11.11.2019
PT
Jornal Oficial da União Europeia
C 383/55
Recurso interposto em 20 de setembro de 2019 por CCPL - Consorzio Cooperative di Produzione e Lavoro SC e o. do Acórdão proferido pelo Tribunal Geral (Sétima Secção) em 11 de julho de 2019 no processo T-522/15, CCPL e o./Comissão
(Processo C-706/19 P)
(2019/C 383/63)
Língua do processo: italiano
Partes
Recorrentes: CCPL - Consorzio Cooperative di Produzione e Lavoro SC, Coopbox group SpA, Coopbox Eastern s.r.o. (representantes: S. Bariatti, E. Cucchiara, A. Cutrupi, advogados)
Outra parte no processo: Comissão Europeia
Pedidos
Os recorrentes concluem pedindo que o Tribunal de Justiça se digne:
—
anular parcialmente, nos limites especificados no presente recurso, o acórdão recorrido e, consequentemente, anular a decisão impugnada no que respeita às coimas aplicadas às recorrentes por violação do disposto no artigo 23.o, n.o 2, do Regulamento (CE) n.o 1/2003 (1), bem como dos princípios da proporcionalidade e da adequação;
—
condenar a Comissão nas despesas do presente processo.
Fundamentos e principais argumentos
As recorrentes invocam os seguintes fundamentos de recurso:
1.
Primeiro fundamento – Erro de direito, falta ou insuficiência de fundamentação no que respeita às alegações relativas à denominada parental liability.
Com o primeiro fundamento, as recorrentes alegam que o acórdão recorrido está viciado por erro de direito e por falta ou insuficiência de fundamentação na medida que considerou que existia responsabilidade da sociedade holding do grupo, apesar de a sociedade intermediária – através da qual eram detidas as sociedades implicadas na infração – não ter sido considerada responsável.
2.

Registos de dados guardados:

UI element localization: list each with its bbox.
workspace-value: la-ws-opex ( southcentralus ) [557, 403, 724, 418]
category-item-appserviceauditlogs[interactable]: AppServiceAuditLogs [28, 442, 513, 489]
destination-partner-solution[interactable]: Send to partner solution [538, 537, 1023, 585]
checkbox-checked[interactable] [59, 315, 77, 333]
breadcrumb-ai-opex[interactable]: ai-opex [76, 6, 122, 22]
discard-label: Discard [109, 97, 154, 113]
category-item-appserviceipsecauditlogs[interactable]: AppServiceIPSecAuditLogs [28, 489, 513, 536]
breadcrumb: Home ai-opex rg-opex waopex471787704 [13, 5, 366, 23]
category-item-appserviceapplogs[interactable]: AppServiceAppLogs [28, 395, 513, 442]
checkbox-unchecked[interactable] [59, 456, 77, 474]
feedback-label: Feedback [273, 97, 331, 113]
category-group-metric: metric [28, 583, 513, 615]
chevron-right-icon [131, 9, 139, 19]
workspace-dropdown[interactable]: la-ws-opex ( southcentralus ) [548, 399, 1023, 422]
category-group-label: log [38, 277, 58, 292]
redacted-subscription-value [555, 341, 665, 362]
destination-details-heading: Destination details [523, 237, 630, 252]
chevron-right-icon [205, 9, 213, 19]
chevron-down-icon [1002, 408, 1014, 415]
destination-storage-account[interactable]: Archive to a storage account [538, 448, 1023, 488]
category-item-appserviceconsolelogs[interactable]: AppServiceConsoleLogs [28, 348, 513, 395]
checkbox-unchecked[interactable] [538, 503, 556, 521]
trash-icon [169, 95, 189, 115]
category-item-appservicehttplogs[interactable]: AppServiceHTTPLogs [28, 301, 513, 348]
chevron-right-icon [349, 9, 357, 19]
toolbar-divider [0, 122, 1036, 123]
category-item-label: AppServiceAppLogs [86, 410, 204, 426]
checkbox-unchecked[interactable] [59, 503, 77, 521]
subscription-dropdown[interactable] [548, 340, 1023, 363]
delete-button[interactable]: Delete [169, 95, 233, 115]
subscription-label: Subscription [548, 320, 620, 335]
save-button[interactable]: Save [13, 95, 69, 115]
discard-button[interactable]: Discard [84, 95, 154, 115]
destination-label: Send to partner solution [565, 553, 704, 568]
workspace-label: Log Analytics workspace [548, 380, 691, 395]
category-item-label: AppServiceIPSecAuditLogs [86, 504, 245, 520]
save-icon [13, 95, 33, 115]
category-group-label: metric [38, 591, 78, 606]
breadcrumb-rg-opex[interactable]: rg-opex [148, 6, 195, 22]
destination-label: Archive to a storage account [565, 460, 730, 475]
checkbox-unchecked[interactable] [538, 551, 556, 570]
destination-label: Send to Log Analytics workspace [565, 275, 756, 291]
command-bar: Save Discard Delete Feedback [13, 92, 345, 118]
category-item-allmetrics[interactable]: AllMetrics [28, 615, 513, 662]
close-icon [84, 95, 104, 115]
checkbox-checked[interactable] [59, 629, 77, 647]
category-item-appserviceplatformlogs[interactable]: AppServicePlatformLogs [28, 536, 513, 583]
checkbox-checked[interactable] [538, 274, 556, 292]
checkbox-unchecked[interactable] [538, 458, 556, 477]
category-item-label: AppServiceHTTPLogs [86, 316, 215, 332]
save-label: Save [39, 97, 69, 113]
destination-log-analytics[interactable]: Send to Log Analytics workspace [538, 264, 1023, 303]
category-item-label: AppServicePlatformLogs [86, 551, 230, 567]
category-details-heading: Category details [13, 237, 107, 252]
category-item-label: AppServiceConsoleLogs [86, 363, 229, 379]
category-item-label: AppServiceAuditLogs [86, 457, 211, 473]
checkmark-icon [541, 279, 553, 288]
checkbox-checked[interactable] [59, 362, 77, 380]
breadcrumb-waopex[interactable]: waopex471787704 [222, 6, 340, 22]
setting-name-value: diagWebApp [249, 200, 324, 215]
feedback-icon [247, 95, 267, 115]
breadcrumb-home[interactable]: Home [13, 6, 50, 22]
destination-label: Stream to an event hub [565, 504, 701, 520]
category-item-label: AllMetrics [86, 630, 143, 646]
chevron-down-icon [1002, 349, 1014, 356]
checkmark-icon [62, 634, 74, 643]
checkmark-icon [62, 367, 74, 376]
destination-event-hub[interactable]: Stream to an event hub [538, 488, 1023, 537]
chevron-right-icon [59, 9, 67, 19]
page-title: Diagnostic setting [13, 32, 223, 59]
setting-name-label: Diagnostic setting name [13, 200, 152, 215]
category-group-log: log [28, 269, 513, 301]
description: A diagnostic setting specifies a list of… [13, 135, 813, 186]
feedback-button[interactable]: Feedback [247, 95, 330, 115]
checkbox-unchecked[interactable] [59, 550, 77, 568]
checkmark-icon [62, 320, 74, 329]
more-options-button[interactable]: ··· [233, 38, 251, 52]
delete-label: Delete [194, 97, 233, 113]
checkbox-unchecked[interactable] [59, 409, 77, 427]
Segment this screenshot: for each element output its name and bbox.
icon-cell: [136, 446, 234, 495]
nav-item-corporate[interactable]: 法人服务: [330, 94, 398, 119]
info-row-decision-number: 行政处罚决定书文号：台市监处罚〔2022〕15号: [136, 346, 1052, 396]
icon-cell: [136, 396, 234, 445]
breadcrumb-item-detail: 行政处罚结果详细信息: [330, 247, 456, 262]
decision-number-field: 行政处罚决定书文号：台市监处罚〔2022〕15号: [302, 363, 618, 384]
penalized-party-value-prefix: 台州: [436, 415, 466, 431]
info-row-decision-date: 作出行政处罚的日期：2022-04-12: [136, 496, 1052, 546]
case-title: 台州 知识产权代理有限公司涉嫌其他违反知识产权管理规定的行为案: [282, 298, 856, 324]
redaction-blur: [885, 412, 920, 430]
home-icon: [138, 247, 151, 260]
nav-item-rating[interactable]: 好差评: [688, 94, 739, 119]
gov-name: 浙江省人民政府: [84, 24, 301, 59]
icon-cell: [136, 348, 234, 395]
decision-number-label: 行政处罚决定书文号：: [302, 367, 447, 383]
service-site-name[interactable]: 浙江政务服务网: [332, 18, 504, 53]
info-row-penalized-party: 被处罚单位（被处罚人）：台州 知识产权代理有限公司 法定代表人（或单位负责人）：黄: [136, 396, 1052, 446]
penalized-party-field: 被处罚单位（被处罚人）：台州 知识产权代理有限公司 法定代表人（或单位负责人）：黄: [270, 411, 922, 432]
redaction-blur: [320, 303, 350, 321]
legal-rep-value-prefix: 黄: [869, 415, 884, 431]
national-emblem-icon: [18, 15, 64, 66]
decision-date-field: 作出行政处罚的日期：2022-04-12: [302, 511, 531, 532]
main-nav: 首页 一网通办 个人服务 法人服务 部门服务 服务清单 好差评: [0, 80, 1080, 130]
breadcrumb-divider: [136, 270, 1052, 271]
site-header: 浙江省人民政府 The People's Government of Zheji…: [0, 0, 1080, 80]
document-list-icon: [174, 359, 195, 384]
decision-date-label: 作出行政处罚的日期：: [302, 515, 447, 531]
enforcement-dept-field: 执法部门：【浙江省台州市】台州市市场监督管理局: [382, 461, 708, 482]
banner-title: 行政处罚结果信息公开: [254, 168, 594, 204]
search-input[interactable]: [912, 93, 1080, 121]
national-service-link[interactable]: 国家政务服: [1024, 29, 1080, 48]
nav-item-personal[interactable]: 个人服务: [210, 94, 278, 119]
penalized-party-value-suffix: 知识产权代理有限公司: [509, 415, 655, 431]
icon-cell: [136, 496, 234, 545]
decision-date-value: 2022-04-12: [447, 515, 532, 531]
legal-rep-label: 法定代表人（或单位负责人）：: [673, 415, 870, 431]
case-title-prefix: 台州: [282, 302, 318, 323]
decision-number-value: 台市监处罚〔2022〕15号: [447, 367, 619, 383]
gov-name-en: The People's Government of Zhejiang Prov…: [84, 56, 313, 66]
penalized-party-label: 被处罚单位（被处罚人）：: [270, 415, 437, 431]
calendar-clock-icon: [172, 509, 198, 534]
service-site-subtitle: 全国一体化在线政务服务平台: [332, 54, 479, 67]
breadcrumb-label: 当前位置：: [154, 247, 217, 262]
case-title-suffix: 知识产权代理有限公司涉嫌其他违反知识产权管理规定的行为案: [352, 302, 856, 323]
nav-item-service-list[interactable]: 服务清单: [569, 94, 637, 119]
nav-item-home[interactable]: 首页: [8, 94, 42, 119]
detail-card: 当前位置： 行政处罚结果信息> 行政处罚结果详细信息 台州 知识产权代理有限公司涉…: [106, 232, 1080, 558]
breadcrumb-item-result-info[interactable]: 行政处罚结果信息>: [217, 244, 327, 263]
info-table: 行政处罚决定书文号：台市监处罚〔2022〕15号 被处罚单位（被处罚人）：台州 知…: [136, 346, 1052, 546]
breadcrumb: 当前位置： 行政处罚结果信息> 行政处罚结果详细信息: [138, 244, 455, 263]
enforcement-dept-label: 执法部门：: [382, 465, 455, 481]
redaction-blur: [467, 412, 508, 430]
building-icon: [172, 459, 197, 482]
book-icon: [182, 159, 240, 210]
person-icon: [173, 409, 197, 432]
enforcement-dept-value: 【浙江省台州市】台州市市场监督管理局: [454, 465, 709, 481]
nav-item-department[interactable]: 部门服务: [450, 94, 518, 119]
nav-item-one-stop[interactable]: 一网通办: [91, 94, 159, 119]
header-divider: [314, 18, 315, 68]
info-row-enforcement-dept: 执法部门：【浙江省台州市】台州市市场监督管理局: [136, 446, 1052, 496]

* Tarefas e exercícios:
a) Responda com base no texto sobre o recurso:
(i) Em que data foi interposto o recurso?
(ii) Qual é a língua do processo?
(iii) Quem os recorrentes pedem que seja condenado nas despesas do processo?
b) Repita, sem alterar nada, o trecho do texto sobre o recurso que abre com as palavras que contêm "Fundamentos e principais" e fecha com "denominada parental liability.".

* Resultados por tarefa:
a)
(i) Em 20 de setembro de 2019.
(ii) Italiano.
(iii) A Comissão.

b)
Fundamentos e principais argumentos
As recorrentes invocam os seguintes fundamentos de recurso:
1.
Primeiro fundamento – Erro de direito, falta ou insuficiência de fundamentação no que respeita às alegações relativas à denominada parental liability.